* _SET PROBLEM 1_: Set out the records as a numbered list, from the first line of the records through the line that contains "data-line [81,40,871,427]", with both of those lines included. Leave out any blank lines.

The government is pleased to introduce the National Redress Scheme for Institutional Child Sexual Abuse (Commonwealth Powers) Bill 2018. This bill reflects the commitment made by the South Australian government in May this year to participate in the National Redress Scheme for Survivors of Institutional Child Sexual Abuse. Its passage will enable and support the full implementation of the National Redress Scheme in South Australia, and the consistent operation of that scheme around the country.
Before I deal with details of the bill, it is important for me to remind the house of the work of the Royal Commission into Institutional Responses to Child Sexual Abuse (hereinafter referred to as 'the commission'). The commission heard from thousands of survivors across Australia. Their stories opened our eyes to the prevalence of institutional child sexual abuse, the failure of institutions to respond and the lifelong impact it brings to bear.
The findings and recommendations of the commission are powerful and far-reaching. The South Australian government has recently responded formally to the recommendations in the commission's final report. Joining the National Redress Scheme is one of a number of significant steps our government is already taking to protect children from institutional sexual abuse, to hold perpetrators to account and to provide support and justice for survivors.

* _SET PROBLEM 2_: According to the speech introducing the redress bill, when did the South Australian government commit to participating in the National Redress Scheme?

Records of where elements appear

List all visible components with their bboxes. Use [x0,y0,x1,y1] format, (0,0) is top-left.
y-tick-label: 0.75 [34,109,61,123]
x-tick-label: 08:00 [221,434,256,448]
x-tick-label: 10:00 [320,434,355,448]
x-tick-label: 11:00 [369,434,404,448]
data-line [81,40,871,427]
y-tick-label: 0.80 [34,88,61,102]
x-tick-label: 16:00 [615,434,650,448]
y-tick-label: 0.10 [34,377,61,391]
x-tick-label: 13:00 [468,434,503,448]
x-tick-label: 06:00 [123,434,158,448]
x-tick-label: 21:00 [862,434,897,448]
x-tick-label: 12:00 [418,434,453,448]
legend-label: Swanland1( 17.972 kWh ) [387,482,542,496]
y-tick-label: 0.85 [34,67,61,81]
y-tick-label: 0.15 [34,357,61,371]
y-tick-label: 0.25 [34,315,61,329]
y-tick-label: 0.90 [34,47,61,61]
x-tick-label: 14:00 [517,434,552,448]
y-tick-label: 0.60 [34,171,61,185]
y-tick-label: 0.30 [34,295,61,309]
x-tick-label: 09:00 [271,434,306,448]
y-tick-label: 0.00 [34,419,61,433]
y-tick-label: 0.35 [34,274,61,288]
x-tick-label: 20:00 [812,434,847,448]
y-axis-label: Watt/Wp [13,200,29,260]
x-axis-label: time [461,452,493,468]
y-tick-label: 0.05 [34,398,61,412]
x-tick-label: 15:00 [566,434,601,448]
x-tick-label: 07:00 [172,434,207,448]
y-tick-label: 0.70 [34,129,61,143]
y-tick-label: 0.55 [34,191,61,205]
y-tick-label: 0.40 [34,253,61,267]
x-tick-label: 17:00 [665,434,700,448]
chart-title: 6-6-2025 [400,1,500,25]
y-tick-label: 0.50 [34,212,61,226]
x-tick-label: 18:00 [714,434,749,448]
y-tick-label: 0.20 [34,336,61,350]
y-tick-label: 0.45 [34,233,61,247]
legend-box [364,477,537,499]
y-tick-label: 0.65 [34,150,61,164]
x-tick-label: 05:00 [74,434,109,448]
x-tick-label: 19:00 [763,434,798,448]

* _TASK OUTPUT 1_:
1. List all visible components with their bboxes. Use [x0,y0,x1,y1] format, (0,0) is top-left.
2. y-tick-label: 0.75 [34,109,61,123]
3. x-tick-label: 08:00 [221,434,256,448]
4. x-tick-label: 10:00 [320,434,355,448]
5. x-tick-label: 11:00 [369,434,404,448]
6. data-line [81,40,871,427]

* _TASK OUTPUT 2_: In May of that year.